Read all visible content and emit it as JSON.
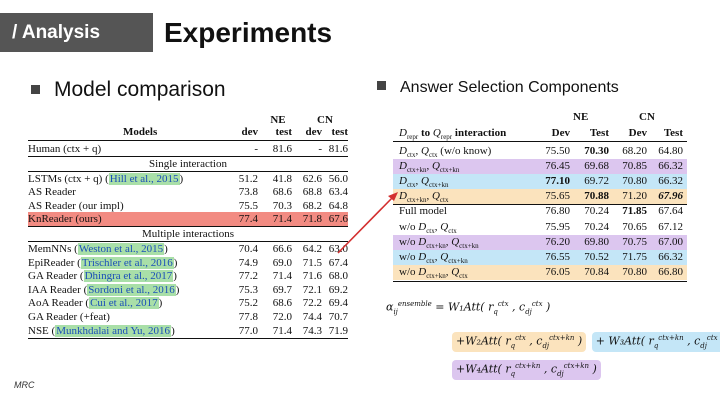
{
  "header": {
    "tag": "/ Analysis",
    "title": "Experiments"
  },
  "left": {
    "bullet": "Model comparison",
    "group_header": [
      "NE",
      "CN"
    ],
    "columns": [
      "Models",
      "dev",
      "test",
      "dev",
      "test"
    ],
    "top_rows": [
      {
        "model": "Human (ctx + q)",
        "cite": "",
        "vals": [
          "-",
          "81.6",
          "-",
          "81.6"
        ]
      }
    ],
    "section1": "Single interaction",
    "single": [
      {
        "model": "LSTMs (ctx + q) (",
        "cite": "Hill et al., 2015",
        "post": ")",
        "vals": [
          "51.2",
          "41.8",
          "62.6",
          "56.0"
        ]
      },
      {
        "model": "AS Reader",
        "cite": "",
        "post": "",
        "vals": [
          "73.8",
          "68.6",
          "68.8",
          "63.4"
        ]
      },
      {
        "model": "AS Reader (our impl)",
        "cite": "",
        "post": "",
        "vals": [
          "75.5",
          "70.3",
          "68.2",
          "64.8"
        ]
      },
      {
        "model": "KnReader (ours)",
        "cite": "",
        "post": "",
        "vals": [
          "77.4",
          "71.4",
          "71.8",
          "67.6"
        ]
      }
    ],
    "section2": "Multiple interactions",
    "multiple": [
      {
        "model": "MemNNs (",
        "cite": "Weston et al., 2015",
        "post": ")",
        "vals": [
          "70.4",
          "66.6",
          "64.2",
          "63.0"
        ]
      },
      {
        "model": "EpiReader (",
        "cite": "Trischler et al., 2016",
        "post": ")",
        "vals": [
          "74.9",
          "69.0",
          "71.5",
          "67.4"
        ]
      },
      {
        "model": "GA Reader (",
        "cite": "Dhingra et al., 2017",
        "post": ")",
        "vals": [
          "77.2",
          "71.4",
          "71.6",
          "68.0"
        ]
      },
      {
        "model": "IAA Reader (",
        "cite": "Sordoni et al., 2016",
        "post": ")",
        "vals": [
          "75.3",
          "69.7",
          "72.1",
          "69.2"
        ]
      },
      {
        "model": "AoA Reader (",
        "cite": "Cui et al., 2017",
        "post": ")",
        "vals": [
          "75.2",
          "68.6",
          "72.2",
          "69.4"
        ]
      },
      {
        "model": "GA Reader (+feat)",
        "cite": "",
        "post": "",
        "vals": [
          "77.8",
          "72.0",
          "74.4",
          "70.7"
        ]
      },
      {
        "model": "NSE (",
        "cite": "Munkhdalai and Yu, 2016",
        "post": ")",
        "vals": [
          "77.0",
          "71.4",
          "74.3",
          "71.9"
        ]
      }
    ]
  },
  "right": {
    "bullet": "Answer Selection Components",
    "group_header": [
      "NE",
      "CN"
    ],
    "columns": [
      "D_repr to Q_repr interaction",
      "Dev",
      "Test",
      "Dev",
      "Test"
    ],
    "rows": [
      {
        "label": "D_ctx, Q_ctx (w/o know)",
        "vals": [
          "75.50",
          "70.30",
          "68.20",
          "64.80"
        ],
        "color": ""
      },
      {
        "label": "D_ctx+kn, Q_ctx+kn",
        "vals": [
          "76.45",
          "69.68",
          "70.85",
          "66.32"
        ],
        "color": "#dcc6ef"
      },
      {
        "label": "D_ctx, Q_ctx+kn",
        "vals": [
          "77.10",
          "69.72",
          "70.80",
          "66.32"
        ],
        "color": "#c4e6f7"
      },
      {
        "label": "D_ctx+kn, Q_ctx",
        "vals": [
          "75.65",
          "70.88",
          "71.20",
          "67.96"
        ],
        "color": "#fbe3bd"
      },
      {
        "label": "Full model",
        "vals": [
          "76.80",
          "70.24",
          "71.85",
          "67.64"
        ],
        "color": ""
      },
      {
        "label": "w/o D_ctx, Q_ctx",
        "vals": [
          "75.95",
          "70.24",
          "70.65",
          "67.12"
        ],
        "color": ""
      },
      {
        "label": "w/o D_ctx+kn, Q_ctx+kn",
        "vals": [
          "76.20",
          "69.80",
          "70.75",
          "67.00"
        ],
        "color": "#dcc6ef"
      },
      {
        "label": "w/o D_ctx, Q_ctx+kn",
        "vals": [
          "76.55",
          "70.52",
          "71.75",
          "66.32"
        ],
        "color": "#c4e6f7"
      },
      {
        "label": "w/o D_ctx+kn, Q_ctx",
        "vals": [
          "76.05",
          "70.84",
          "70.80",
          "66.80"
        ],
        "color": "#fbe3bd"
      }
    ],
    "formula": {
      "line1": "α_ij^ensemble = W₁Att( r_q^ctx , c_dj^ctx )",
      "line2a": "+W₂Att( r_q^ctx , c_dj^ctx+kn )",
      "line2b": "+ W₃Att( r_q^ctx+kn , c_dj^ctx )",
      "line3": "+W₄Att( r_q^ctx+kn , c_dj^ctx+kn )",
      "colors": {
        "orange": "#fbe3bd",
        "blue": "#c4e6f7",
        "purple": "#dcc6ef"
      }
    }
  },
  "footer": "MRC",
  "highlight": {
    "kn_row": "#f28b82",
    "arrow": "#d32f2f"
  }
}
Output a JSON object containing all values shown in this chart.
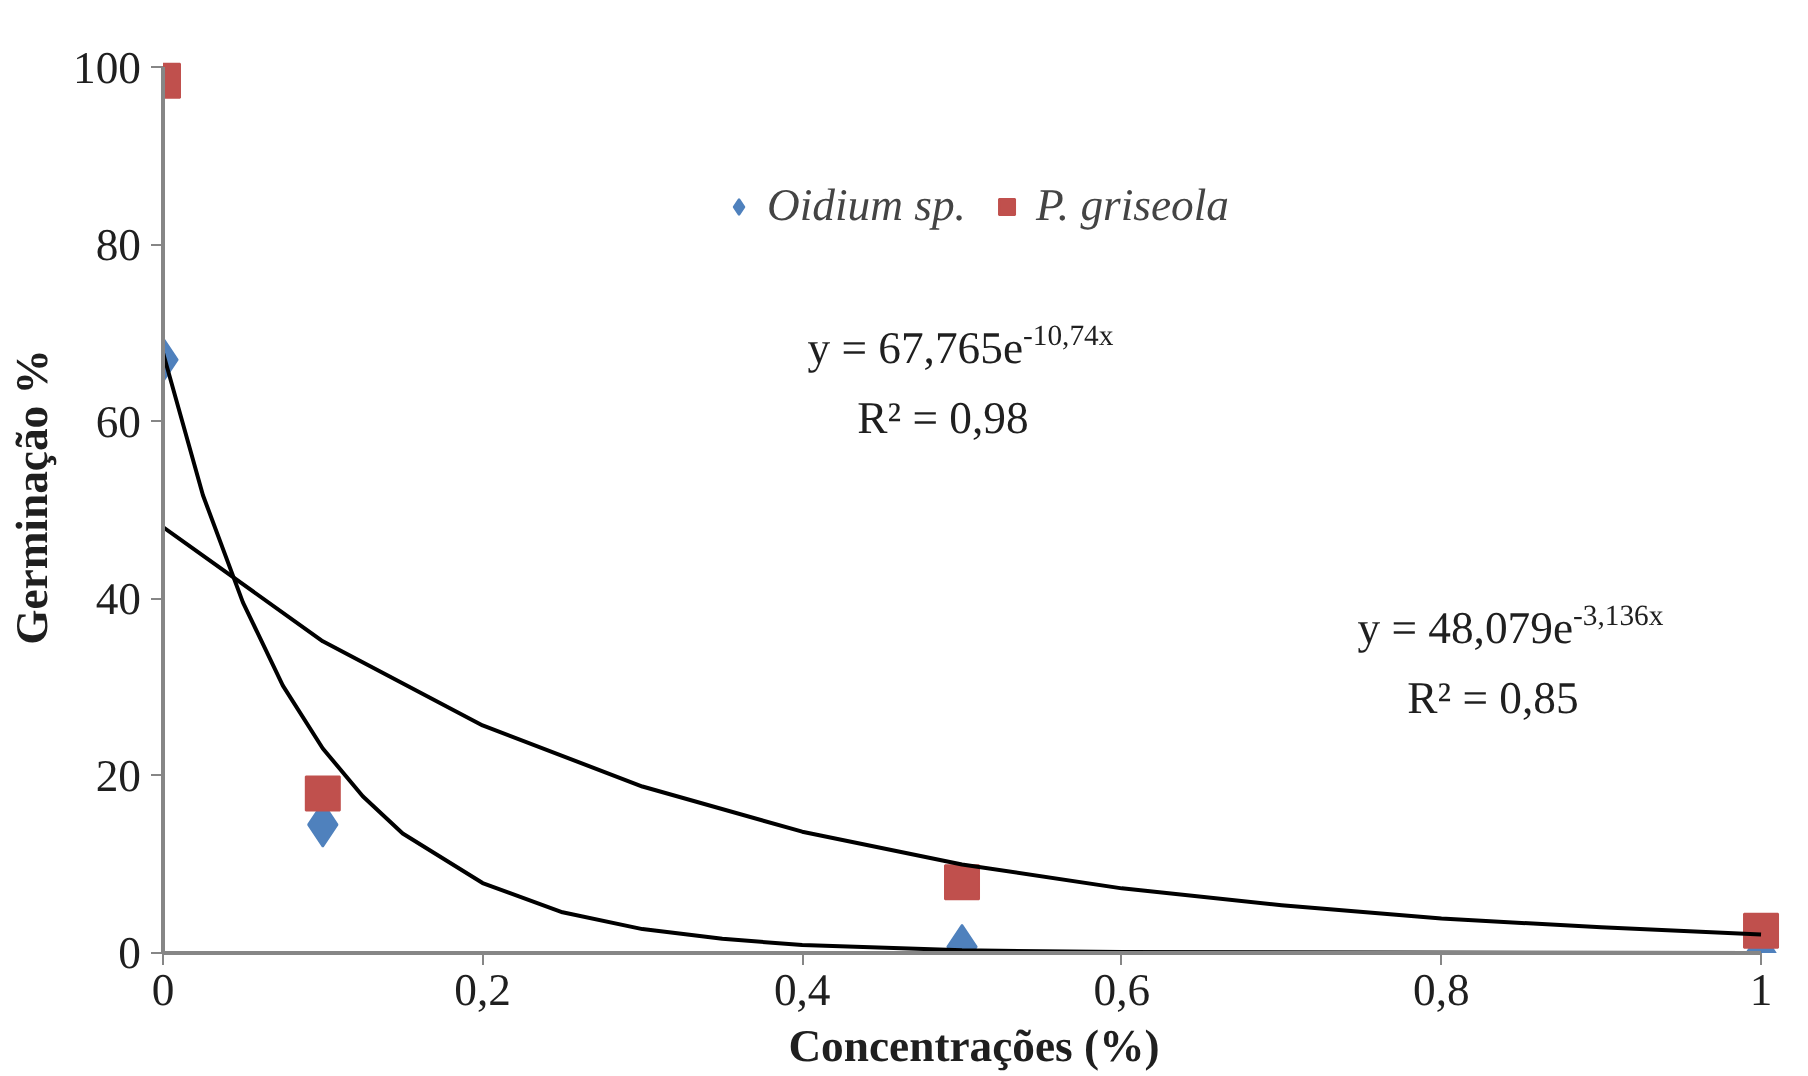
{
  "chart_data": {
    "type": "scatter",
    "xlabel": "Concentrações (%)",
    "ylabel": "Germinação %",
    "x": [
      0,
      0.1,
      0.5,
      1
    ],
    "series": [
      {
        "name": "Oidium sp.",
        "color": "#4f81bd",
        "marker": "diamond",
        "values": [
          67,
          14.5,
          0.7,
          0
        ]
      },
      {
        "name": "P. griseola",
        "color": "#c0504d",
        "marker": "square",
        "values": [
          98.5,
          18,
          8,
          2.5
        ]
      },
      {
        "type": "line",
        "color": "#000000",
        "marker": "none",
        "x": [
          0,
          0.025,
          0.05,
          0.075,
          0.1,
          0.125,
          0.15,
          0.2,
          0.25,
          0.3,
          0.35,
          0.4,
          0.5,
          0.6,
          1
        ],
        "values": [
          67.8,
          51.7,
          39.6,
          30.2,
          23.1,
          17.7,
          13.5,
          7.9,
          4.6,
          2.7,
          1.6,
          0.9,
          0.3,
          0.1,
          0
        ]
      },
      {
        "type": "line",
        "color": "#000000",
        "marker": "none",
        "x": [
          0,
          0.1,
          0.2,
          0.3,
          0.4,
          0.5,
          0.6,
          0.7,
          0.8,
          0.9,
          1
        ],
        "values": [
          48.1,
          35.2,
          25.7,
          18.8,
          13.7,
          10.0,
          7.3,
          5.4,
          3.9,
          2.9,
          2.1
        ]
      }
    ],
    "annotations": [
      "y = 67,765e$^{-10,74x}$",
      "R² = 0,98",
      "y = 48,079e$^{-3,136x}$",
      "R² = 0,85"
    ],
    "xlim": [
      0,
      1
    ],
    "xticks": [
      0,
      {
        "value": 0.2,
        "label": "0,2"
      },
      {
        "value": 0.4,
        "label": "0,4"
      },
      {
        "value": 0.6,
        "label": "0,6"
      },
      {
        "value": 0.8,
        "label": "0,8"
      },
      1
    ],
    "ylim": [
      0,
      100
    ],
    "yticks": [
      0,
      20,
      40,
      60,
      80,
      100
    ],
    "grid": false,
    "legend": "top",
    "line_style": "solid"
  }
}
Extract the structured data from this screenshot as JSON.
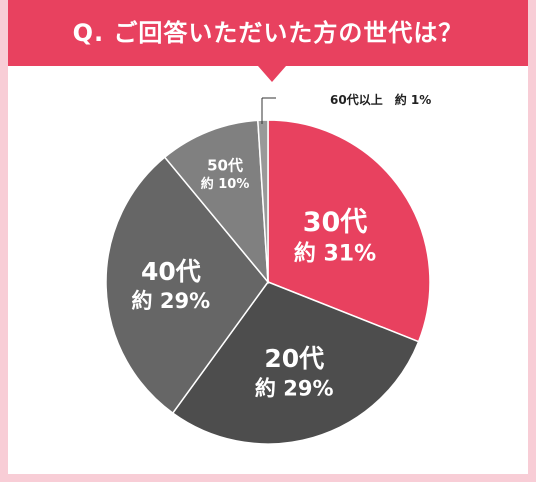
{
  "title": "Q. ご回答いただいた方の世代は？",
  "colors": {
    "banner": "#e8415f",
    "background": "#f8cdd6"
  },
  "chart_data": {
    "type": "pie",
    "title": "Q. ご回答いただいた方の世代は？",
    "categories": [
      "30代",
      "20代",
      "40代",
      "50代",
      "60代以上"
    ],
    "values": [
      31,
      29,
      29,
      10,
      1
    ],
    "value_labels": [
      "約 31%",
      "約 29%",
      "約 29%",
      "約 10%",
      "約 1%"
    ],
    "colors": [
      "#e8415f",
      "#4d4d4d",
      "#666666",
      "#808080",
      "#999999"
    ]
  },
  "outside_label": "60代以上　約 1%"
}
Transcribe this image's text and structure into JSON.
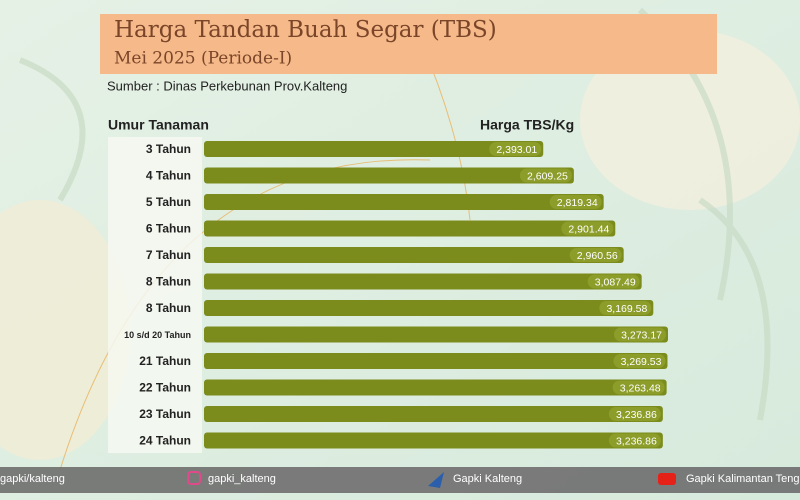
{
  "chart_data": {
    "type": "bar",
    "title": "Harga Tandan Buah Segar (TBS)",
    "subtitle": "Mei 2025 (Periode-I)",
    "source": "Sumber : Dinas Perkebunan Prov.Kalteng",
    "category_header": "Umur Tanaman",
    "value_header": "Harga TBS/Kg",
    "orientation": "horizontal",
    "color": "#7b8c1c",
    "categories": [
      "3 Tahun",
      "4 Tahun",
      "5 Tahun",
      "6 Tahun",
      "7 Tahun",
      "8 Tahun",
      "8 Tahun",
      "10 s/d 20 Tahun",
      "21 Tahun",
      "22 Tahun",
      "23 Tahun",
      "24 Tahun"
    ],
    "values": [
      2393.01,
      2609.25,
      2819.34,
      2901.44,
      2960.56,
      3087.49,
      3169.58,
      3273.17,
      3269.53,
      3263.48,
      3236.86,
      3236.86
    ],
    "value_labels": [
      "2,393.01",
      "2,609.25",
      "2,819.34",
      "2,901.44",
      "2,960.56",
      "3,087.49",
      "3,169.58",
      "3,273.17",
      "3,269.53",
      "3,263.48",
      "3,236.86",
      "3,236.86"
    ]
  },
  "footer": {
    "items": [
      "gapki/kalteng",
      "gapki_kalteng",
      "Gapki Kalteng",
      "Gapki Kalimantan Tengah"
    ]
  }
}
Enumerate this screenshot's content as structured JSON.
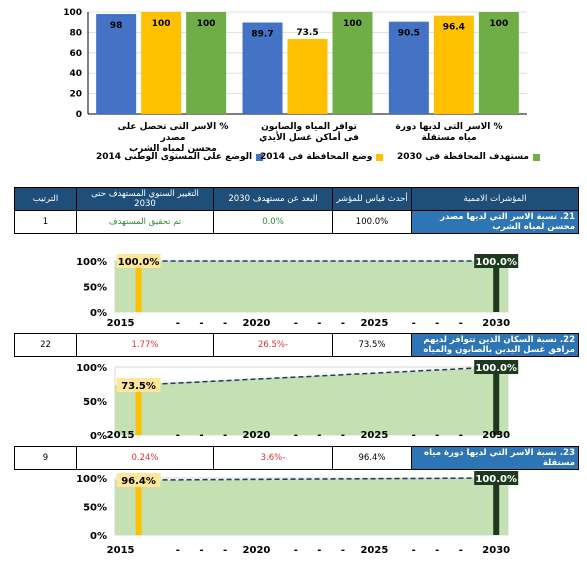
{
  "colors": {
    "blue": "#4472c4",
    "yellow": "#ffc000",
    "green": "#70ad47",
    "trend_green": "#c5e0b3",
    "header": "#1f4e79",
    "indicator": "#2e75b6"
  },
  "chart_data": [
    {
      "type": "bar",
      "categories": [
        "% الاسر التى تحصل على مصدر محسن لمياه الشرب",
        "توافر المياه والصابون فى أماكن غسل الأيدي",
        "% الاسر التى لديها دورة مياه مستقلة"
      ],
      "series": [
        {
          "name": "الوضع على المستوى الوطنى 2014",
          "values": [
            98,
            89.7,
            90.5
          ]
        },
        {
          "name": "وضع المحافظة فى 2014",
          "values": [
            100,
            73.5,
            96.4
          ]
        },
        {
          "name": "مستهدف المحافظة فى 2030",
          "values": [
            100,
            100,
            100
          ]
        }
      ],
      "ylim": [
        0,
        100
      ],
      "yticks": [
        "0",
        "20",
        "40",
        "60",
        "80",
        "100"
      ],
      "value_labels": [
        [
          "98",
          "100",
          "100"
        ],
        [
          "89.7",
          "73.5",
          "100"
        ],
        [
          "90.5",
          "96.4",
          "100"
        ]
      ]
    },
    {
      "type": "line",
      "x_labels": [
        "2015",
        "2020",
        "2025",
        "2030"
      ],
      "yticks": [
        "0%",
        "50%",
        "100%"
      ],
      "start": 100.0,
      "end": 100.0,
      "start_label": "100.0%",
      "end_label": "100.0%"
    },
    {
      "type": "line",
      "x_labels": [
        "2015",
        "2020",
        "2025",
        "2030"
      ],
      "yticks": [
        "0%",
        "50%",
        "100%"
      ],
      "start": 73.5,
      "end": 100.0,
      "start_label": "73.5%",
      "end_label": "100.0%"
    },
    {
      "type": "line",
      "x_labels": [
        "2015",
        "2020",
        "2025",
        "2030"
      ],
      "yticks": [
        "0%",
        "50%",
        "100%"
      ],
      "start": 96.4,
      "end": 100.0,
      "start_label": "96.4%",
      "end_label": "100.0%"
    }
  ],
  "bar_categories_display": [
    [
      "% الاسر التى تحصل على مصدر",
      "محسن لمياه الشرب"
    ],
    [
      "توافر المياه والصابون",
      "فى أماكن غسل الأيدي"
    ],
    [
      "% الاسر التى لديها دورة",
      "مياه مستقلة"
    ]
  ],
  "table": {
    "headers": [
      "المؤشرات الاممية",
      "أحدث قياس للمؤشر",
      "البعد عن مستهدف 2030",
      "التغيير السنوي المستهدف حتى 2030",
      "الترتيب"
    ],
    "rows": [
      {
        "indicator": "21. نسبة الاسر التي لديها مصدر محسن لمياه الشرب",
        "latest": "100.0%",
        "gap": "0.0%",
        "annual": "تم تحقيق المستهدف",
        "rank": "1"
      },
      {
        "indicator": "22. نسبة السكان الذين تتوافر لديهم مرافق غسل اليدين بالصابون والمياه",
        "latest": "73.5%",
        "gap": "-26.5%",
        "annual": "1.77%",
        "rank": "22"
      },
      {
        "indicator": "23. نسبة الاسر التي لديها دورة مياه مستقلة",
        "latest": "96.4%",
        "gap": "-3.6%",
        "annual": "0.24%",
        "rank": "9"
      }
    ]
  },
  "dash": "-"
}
◆ ◆ ◆ ◆
**Directive**. Scan the data for the word "مستقلة" and copy every line where it shows up.

**Response to the task**.
        "% الاسر التى لديها دورة مياه مستقلة"
      "مياه مستقلة"
        "indicator": "23. نسبة الاسر التي لديها دورة مياه مستقلة",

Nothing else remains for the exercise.